-------- Exercise materials

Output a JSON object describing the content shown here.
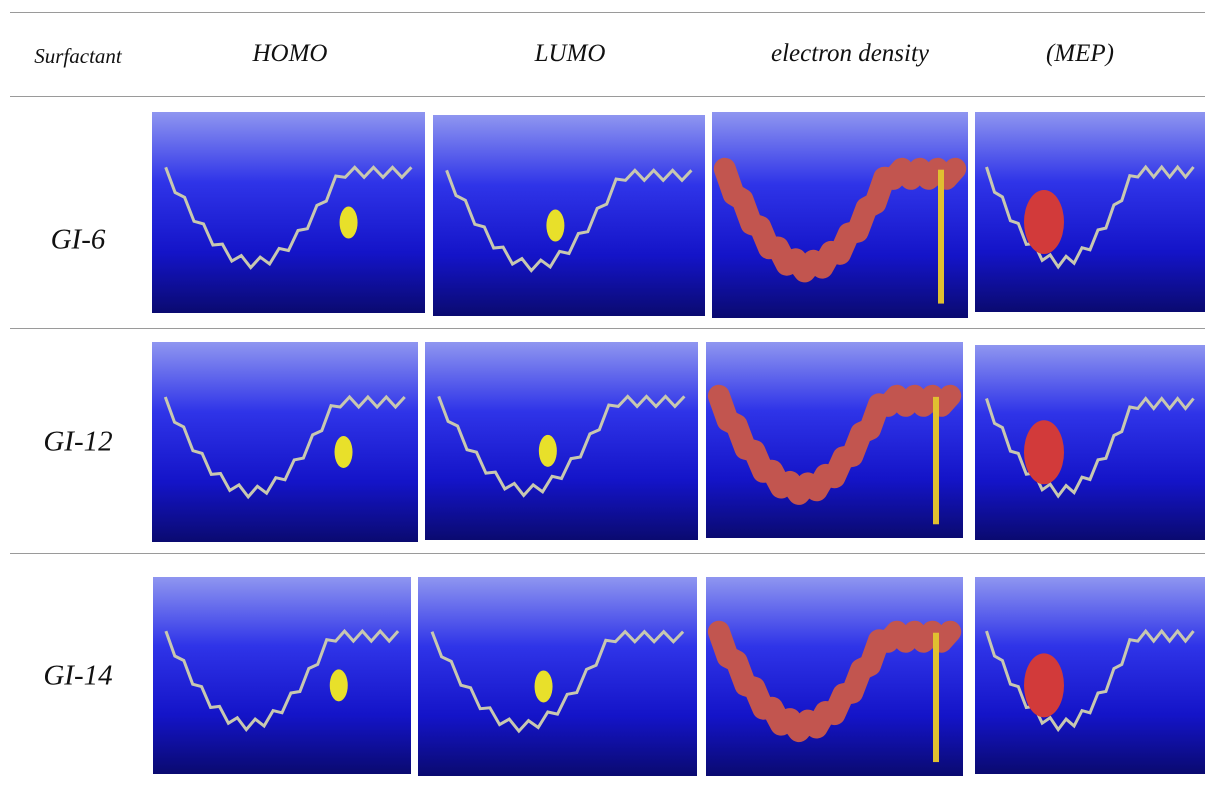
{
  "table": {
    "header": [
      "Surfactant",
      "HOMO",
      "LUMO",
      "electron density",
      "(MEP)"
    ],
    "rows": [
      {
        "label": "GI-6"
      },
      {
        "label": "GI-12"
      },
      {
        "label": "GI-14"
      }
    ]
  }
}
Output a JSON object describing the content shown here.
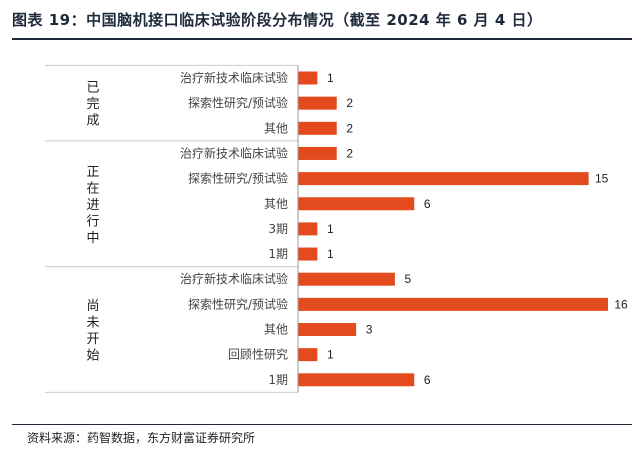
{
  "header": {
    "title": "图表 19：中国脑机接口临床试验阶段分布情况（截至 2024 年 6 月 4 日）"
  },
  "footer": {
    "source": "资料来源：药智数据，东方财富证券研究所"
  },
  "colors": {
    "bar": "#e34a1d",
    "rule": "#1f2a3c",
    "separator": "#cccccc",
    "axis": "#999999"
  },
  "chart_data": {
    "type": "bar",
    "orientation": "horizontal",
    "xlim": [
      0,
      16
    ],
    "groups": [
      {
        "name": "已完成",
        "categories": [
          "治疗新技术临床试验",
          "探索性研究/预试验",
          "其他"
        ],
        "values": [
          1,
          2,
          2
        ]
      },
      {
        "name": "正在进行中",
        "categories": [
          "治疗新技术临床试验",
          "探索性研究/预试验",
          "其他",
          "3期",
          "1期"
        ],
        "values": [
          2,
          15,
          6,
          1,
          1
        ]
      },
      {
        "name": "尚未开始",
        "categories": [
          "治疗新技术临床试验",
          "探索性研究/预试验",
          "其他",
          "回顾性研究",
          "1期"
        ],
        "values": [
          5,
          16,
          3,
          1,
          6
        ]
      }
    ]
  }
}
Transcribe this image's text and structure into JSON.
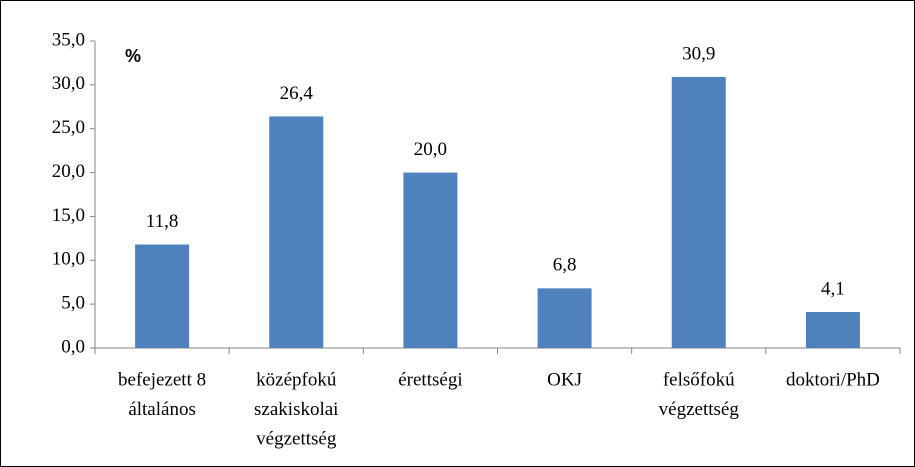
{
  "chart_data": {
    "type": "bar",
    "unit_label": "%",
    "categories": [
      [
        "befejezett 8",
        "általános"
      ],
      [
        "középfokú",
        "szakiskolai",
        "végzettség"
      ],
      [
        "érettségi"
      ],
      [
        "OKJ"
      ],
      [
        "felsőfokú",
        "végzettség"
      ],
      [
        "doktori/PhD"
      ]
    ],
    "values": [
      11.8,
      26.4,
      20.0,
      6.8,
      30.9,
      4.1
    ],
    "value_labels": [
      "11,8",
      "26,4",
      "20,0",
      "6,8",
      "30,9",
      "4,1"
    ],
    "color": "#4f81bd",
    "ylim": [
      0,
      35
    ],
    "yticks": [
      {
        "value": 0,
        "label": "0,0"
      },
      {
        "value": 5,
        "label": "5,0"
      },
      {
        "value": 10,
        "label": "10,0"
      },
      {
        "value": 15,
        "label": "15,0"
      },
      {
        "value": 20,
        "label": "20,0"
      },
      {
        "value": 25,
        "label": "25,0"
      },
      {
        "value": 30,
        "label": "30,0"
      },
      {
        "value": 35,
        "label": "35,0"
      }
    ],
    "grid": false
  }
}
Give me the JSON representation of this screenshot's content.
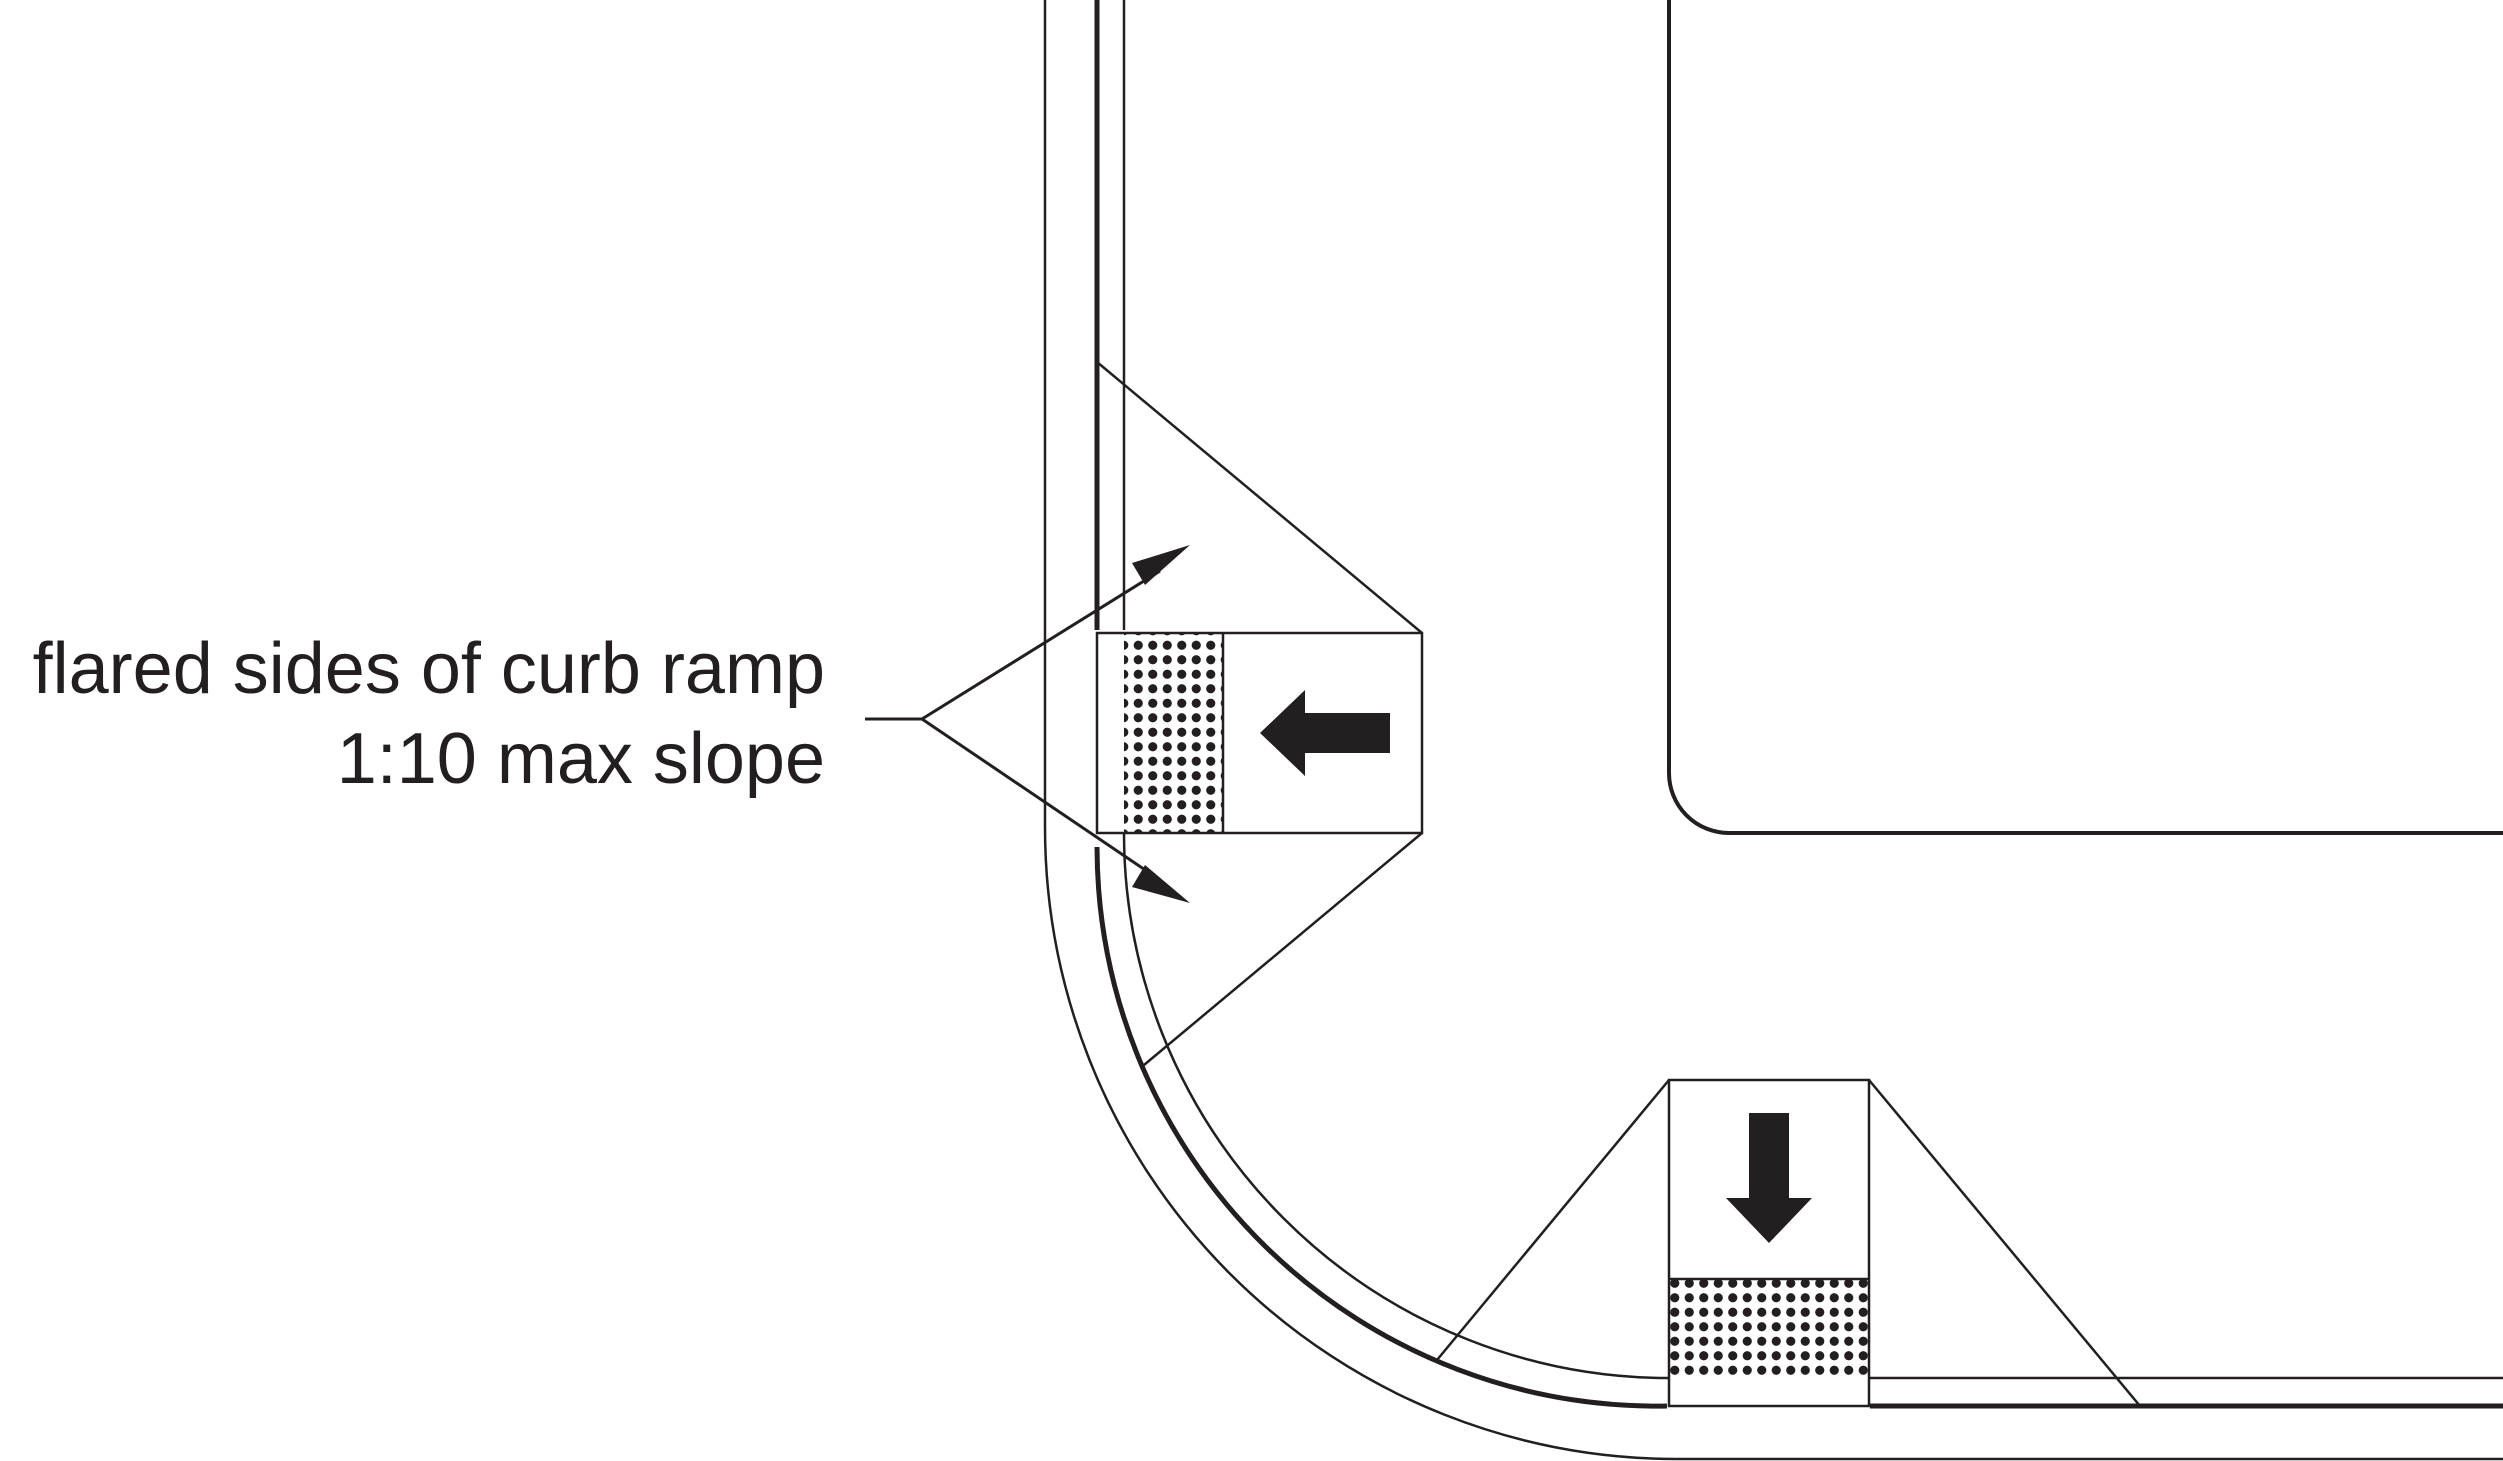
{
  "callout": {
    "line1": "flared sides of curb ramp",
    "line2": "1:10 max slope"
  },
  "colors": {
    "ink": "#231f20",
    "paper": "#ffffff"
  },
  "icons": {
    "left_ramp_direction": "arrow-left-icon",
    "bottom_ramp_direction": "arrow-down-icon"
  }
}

----------------

## Problem to work on
Retype, word for word, the lines from the one with "Give me the" through the last line of the entries above, and only those lines. Leave pictures out.

## Written response
Give me the JSON representation of this screenshot's content.
{
  "callout": {
    "line1": "flared sides of curb ramp",
    "line2": "1:10 max slope"
  },
  "colors": {
    "ink": "#231f20",
    "paper": "#ffffff"
  },
  "icons": {
    "left_ramp_direction": "arrow-left-icon",
    "bottom_ramp_direction": "arrow-down-icon"
  }
}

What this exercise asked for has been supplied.